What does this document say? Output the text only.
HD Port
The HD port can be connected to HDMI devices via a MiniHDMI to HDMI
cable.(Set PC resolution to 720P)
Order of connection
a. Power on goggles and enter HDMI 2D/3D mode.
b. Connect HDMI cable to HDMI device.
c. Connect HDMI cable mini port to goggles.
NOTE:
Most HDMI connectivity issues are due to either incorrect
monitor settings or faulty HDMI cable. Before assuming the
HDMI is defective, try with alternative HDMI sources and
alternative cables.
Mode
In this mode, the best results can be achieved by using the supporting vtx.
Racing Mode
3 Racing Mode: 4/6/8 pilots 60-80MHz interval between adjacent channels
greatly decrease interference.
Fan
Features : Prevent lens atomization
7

•••

What to produce: Your task is to repeat the data exactly; please include every line.

Finished exercise:
What does this document say? Output the text only.
HD Port
The HD port can be connected to HDMI devices via a MiniHDMI to HDMI
cable.(Set PC resolution to 720P)
Order of connection
a. Power on goggles and enter HDMI 2D/3D mode.
b. Connect HDMI cable to HDMI device.
c. Connect HDMI cable mini port to goggles.
NOTE:
Most HDMI connectivity issues are due to either incorrect
monitor settings or faulty HDMI cable. Before assuming the
HDMI is defective, try with alternative HDMI sources and
alternative cables.
Mode
In this mode, the best results can be achieved by using the supporting vtx.
Racing Mode
3 Racing Mode: 4/6/8 pilots 60-80MHz interval between adjacent channels
greatly decrease interference.
Fan
Features : Prevent lens atomization
7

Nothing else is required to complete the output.